> _Exercise brief_:
Retype each line of the material exactly, please, skipping any picture in it.

Figure contents as structured data:
--------------------

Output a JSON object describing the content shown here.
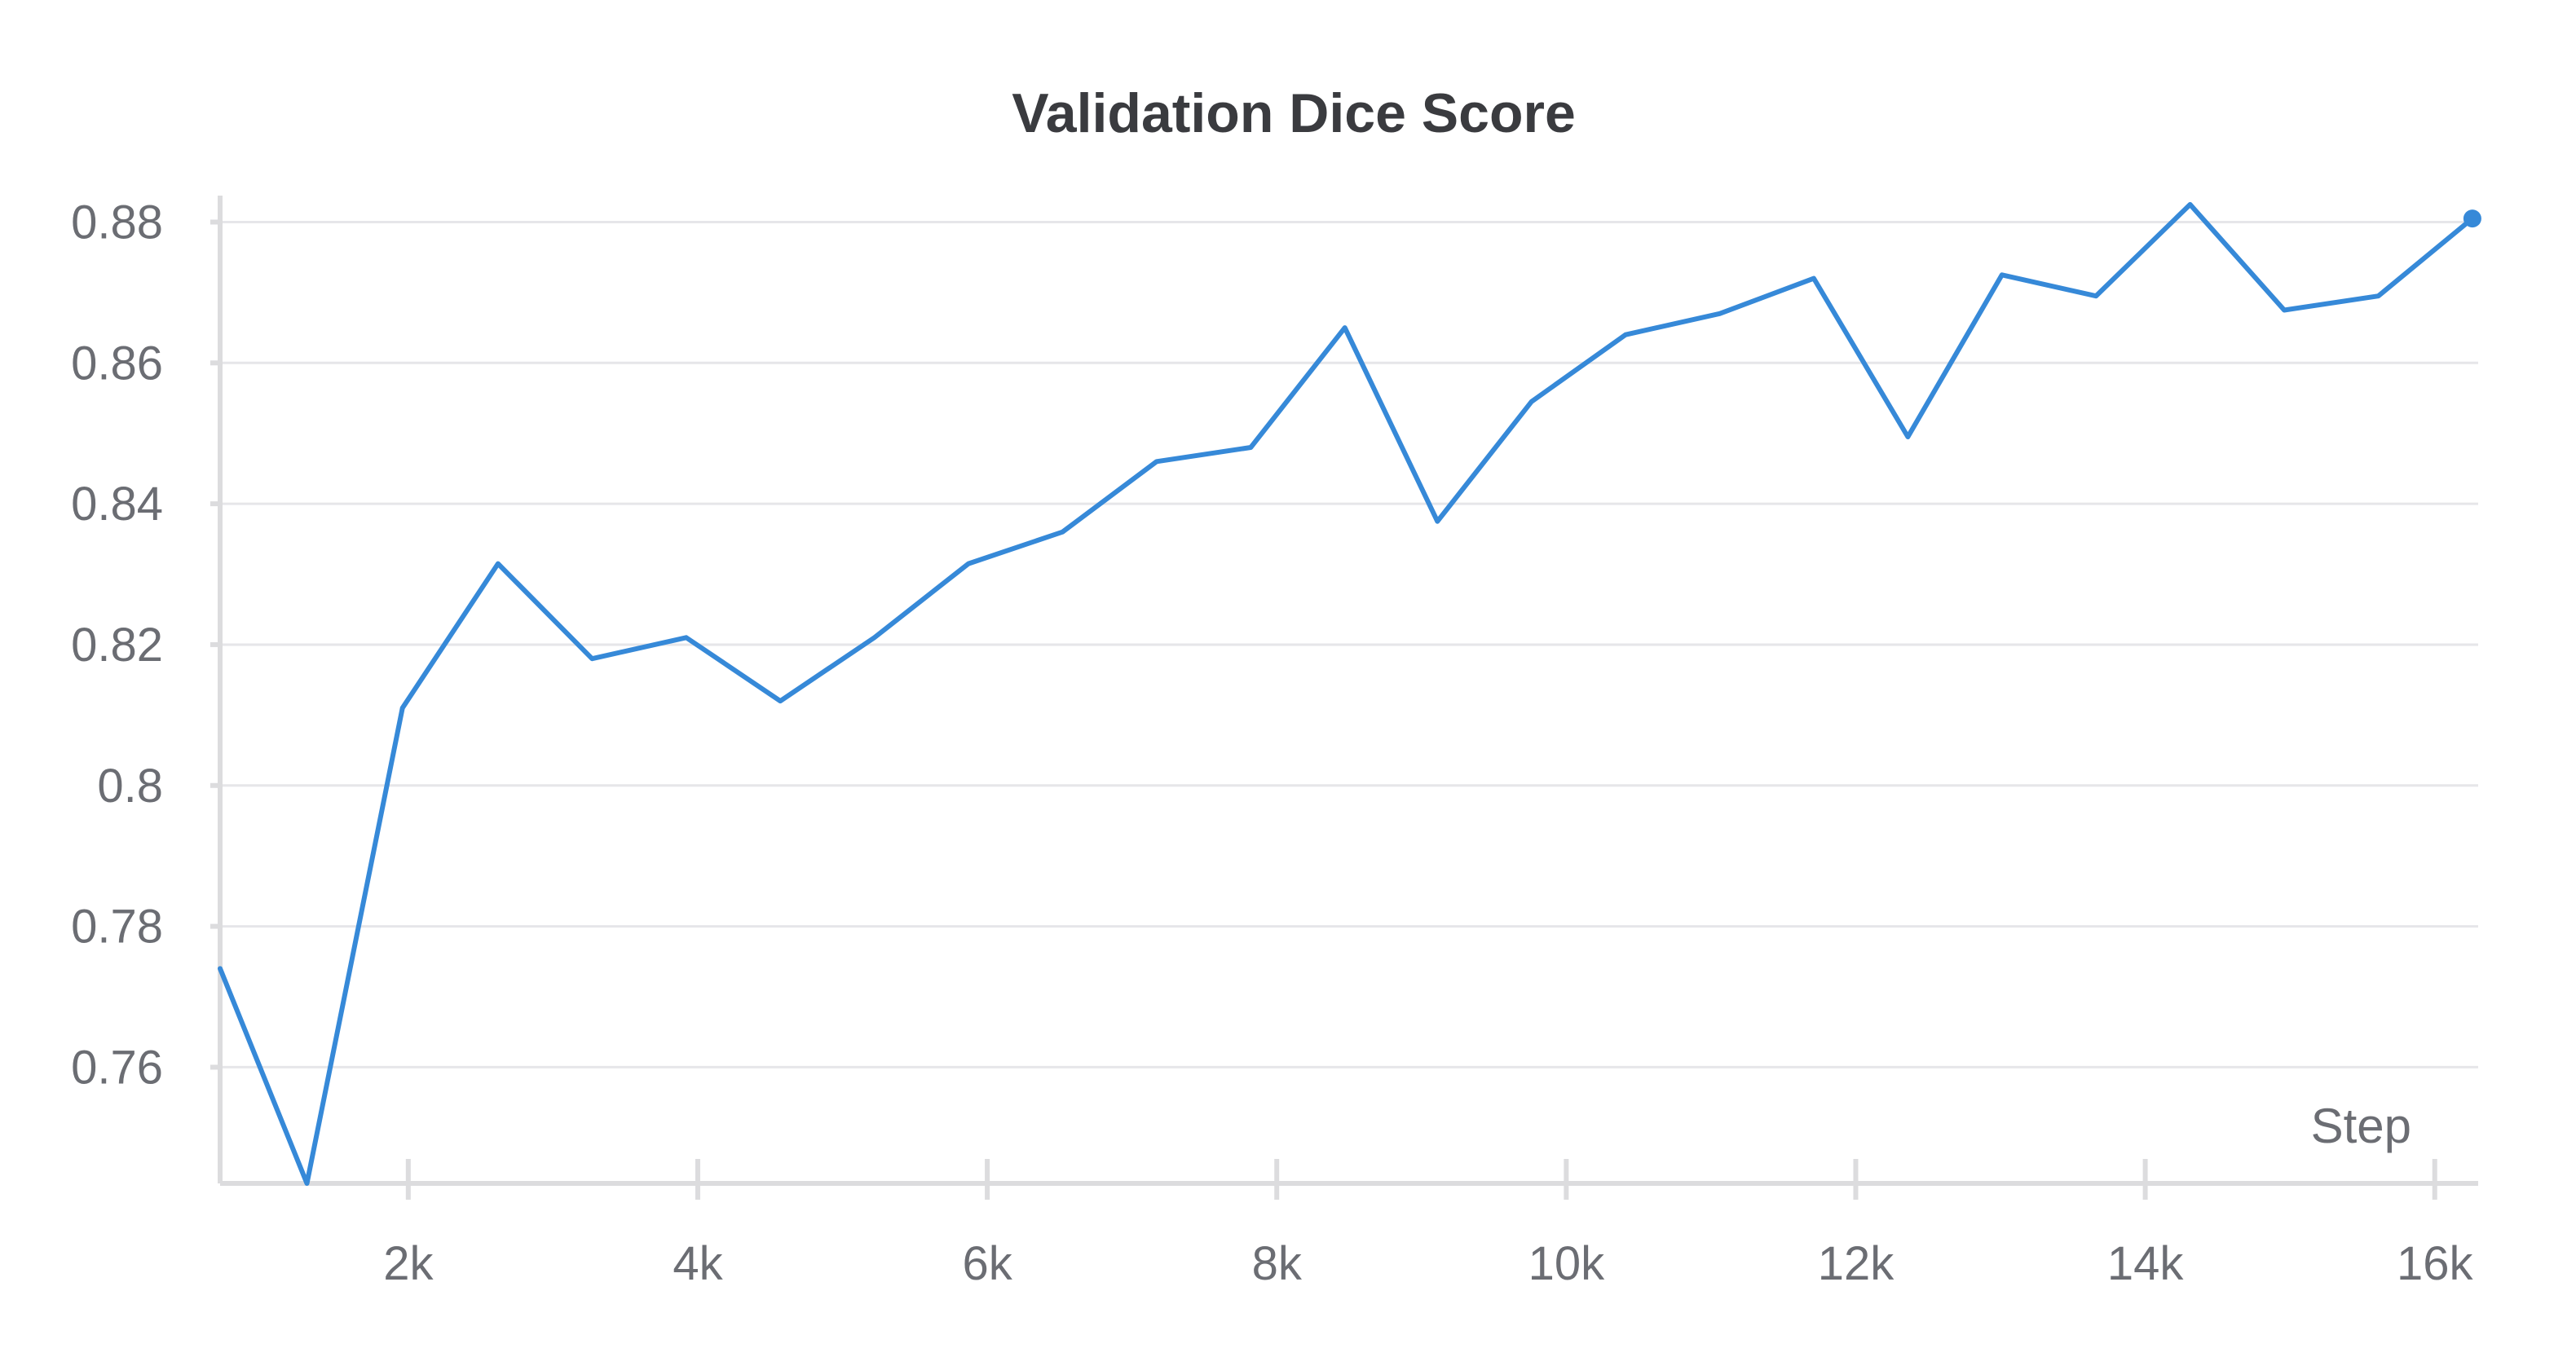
{
  "chart_data": {
    "type": "line",
    "title": "Validation Dice Score",
    "xlabel": "Step",
    "ylabel": "",
    "xlim": [
      700,
      16300
    ],
    "ylim": [
      0.7435,
      0.8826
    ],
    "x_ticks": [
      2000,
      4000,
      6000,
      8000,
      10000,
      12000,
      14000,
      16000
    ],
    "x_tick_labels": [
      "2k",
      "4k",
      "6k",
      "8k",
      "10k",
      "12k",
      "14k",
      "16k"
    ],
    "y_ticks": [
      0.76,
      0.78,
      0.8,
      0.82,
      0.84,
      0.86,
      0.88
    ],
    "y_tick_labels": [
      "0.76",
      "0.78",
      "0.8",
      "0.82",
      "0.84",
      "0.86",
      "0.88"
    ],
    "grid": true,
    "legend": "none",
    "series": [
      {
        "color": "#3689d8",
        "marker_at_last_point": true,
        "x": [
          700,
          1300,
          1960,
          2620,
          3270,
          3920,
          4570,
          5220,
          5870,
          6520,
          7170,
          7820,
          8470,
          9110,
          9760,
          10410,
          11060,
          11710,
          12360,
          13010,
          13660,
          14310,
          14960,
          15610,
          16260
        ],
        "y": [
          0.774,
          0.7435,
          0.811,
          0.8315,
          0.818,
          0.821,
          0.812,
          0.821,
          0.8315,
          0.836,
          0.846,
          0.848,
          0.865,
          0.8375,
          0.8545,
          0.864,
          0.867,
          0.872,
          0.8495,
          0.8725,
          0.8695,
          0.8825,
          0.8675,
          0.8695,
          0.8805
        ]
      }
    ]
  }
}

--------------------

> _The reply_:
Output a JSON object describing the content shown here.
{
  "chart_data": {
    "type": "line",
    "title": "Validation Dice Score",
    "xlabel": "Step",
    "ylabel": "",
    "xlim": [
      700,
      16300
    ],
    "ylim": [
      0.7435,
      0.8826
    ],
    "x_ticks": [
      2000,
      4000,
      6000,
      8000,
      10000,
      12000,
      14000,
      16000
    ],
    "x_tick_labels": [
      "2k",
      "4k",
      "6k",
      "8k",
      "10k",
      "12k",
      "14k",
      "16k"
    ],
    "y_ticks": [
      0.76,
      0.78,
      0.8,
      0.82,
      0.84,
      0.86,
      0.88
    ],
    "y_tick_labels": [
      "0.76",
      "0.78",
      "0.8",
      "0.82",
      "0.84",
      "0.86",
      "0.88"
    ],
    "grid": true,
    "legend": "none",
    "series": [
      {
        "color": "#3689d8",
        "marker_at_last_point": true,
        "x": [
          700,
          1300,
          1960,
          2620,
          3270,
          3920,
          4570,
          5220,
          5870,
          6520,
          7170,
          7820,
          8470,
          9110,
          9760,
          10410,
          11060,
          11710,
          12360,
          13010,
          13660,
          14310,
          14960,
          15610,
          16260
        ],
        "y": [
          0.774,
          0.7435,
          0.811,
          0.8315,
          0.818,
          0.821,
          0.812,
          0.821,
          0.8315,
          0.836,
          0.846,
          0.848,
          0.865,
          0.8375,
          0.8545,
          0.864,
          0.867,
          0.872,
          0.8495,
          0.8725,
          0.8695,
          0.8825,
          0.8675,
          0.8695,
          0.8805
        ]
      }
    ]
  }
}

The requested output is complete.